### TASK OBJECTIVE:
Go through the data below and gather each line containing "name".

— START OF STORED ROWS —

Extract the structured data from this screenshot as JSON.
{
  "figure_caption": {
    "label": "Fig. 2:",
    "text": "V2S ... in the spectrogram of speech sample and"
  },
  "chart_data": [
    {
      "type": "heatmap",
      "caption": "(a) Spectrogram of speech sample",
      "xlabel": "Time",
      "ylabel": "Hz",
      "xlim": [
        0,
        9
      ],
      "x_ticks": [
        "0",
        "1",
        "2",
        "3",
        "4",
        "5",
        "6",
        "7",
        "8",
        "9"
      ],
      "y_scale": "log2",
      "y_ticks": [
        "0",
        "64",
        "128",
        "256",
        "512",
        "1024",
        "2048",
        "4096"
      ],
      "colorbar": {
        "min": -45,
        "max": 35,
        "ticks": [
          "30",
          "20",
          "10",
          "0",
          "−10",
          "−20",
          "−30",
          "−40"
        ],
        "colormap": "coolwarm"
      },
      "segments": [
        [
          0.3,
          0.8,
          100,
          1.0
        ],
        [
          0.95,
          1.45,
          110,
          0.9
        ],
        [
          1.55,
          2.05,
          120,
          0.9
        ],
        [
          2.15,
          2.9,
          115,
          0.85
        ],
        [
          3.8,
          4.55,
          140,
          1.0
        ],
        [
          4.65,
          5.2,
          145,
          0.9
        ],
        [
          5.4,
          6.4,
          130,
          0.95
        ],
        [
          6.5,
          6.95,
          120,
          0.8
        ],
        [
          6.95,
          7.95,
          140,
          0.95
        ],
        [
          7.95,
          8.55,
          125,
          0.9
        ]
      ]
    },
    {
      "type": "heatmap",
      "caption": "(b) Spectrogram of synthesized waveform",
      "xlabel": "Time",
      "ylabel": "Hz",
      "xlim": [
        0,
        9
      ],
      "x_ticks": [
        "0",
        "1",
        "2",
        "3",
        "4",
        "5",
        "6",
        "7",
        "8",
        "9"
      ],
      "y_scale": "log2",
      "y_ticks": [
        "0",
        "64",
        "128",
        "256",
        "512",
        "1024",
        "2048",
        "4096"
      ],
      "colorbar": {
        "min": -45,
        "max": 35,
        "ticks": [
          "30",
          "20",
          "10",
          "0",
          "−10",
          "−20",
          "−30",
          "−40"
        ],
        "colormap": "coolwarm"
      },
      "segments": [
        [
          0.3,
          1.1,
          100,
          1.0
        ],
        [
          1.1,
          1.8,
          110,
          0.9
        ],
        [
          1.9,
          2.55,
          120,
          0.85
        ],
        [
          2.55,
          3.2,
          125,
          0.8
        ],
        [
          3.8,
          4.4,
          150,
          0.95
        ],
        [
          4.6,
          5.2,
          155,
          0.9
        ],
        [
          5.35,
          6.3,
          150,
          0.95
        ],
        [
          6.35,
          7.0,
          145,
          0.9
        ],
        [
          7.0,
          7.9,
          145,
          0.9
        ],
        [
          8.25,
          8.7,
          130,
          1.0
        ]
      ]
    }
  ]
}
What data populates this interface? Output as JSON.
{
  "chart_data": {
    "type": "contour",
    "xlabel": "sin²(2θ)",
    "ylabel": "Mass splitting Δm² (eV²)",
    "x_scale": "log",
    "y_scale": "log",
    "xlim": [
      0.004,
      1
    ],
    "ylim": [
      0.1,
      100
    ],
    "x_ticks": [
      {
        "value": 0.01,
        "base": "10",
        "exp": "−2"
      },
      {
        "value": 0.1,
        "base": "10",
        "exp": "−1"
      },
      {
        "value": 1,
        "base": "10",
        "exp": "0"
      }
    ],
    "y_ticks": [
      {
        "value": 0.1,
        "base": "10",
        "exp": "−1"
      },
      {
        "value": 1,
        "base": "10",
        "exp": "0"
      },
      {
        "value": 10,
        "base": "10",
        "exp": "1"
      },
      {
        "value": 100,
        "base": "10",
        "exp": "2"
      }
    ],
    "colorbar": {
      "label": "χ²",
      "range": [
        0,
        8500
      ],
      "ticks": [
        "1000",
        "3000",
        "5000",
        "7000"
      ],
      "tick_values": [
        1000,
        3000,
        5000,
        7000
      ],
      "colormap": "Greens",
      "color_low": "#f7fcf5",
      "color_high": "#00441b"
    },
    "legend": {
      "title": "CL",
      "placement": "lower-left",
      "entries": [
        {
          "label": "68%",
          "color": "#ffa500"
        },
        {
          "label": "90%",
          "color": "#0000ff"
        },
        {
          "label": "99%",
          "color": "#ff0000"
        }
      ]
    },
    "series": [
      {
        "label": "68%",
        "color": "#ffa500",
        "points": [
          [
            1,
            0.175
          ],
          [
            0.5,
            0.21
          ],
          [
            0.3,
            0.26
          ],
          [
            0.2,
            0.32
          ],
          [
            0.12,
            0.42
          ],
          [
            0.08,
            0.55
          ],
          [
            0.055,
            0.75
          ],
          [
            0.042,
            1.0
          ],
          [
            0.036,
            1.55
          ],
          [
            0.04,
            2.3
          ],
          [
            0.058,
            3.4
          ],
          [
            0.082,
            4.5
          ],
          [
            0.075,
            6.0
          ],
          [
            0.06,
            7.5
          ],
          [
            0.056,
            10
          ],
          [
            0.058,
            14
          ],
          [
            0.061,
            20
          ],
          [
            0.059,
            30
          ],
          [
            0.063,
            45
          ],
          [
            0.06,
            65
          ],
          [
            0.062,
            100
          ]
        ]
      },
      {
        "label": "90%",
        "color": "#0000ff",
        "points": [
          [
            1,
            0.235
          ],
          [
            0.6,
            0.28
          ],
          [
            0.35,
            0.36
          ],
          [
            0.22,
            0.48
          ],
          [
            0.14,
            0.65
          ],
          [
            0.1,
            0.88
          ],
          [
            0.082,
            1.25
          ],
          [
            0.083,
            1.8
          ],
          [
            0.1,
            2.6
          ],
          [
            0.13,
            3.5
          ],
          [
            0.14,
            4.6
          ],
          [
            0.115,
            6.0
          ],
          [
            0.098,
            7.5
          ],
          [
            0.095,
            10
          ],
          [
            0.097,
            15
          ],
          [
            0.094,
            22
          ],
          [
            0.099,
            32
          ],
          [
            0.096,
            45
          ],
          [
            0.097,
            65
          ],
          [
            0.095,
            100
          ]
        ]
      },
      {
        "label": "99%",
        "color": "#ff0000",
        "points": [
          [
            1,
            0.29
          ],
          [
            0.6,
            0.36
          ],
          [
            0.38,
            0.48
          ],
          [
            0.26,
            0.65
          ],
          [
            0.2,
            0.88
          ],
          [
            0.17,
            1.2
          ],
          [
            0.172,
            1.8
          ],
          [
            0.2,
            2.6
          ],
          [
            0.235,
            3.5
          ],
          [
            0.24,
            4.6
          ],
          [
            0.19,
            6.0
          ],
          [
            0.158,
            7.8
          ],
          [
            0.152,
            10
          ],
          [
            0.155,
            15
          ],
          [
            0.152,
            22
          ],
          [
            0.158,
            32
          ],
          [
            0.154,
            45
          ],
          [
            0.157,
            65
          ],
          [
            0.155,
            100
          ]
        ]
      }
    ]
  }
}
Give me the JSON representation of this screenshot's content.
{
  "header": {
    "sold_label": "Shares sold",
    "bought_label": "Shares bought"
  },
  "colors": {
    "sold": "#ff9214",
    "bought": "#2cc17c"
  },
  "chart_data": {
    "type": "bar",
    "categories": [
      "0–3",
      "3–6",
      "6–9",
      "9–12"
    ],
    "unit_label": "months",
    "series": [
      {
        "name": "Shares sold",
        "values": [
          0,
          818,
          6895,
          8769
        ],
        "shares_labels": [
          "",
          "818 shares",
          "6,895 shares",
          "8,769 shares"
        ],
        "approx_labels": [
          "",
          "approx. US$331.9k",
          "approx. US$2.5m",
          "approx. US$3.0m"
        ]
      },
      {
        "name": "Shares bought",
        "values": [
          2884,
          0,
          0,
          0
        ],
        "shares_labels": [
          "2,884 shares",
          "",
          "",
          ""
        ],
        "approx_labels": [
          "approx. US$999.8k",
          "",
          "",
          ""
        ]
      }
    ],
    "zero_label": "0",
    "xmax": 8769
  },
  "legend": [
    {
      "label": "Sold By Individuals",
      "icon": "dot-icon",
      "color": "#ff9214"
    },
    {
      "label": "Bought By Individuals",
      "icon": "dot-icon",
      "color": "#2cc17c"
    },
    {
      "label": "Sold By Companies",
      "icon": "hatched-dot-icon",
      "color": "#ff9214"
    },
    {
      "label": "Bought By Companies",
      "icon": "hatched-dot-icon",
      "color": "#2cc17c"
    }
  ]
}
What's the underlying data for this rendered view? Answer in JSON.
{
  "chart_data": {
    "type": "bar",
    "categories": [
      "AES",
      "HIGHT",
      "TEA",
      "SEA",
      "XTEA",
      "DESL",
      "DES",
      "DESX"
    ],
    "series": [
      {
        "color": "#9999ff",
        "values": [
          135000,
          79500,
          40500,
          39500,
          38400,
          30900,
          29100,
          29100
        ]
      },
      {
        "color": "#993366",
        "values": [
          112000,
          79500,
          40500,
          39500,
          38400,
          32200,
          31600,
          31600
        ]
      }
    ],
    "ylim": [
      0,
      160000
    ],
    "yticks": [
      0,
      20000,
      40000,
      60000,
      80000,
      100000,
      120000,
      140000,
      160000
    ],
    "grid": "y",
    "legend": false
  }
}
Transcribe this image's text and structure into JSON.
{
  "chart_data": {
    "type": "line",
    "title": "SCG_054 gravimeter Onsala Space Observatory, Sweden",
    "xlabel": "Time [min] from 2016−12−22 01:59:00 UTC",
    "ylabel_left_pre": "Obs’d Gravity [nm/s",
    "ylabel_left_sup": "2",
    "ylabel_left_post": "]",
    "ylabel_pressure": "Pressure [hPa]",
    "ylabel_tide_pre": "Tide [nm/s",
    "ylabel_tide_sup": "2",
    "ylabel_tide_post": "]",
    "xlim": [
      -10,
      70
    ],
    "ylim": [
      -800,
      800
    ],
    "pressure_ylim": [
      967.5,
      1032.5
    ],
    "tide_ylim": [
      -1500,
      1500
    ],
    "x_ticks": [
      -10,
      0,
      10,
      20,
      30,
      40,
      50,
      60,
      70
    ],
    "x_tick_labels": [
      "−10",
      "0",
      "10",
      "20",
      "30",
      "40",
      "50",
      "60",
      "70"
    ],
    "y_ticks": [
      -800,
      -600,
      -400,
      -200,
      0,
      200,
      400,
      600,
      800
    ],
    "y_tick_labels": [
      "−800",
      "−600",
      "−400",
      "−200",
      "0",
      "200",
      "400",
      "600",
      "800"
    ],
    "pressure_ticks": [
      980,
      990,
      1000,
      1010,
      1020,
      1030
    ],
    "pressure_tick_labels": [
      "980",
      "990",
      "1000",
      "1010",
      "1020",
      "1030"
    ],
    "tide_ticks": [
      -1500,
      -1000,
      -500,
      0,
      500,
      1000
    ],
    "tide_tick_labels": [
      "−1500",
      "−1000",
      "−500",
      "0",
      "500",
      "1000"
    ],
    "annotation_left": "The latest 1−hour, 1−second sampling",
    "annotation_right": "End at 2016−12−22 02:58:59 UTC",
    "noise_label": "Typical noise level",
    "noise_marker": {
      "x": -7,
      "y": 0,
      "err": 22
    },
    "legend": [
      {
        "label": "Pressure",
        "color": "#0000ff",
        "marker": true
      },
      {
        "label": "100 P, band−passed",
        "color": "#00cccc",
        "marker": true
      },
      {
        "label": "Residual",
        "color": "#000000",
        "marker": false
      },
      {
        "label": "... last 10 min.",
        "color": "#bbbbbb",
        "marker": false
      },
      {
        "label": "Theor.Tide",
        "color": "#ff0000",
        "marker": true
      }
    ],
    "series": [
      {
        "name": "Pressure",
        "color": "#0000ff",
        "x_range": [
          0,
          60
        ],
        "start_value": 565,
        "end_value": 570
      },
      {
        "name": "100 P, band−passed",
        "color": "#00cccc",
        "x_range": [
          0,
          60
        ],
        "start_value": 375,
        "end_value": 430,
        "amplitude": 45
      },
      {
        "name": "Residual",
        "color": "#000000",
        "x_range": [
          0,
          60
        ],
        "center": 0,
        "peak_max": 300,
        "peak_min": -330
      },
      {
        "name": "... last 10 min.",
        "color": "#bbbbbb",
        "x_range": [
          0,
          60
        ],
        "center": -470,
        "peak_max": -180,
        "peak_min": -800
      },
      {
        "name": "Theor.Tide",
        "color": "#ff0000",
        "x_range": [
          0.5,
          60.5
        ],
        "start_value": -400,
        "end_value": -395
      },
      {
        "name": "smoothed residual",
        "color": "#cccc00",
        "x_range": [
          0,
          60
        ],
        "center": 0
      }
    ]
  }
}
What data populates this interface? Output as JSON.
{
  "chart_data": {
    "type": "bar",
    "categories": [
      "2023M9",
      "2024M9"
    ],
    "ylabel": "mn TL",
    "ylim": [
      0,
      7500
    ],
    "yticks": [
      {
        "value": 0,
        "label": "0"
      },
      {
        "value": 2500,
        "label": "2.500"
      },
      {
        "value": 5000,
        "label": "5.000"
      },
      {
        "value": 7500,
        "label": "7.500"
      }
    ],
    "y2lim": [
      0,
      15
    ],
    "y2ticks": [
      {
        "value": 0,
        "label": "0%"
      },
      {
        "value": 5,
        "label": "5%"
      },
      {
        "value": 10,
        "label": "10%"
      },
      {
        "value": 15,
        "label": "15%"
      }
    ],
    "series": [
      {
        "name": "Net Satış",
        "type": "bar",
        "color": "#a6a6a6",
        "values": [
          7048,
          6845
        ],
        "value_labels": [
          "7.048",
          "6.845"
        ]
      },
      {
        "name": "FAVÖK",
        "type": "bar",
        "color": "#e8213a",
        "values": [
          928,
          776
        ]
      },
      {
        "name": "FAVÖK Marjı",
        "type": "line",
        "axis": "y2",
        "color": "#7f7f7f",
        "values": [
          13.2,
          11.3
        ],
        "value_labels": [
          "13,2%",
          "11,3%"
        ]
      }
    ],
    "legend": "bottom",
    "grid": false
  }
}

— END OF STORED ROWS —

### OUTPUT:
        "name": "Shares sold",
        "name": "Shares bought",
        "name": "Pressure",
        "name": "100 P, band−passed",
        "name": "Residual",
        "name": "... last 10 min.",
        "name": "Theor.Tide",
        "name": "smoothed residual",
        "name": "Net Satış",
        "name": "FAVÖK",
        "name": "FAVÖK Marjı",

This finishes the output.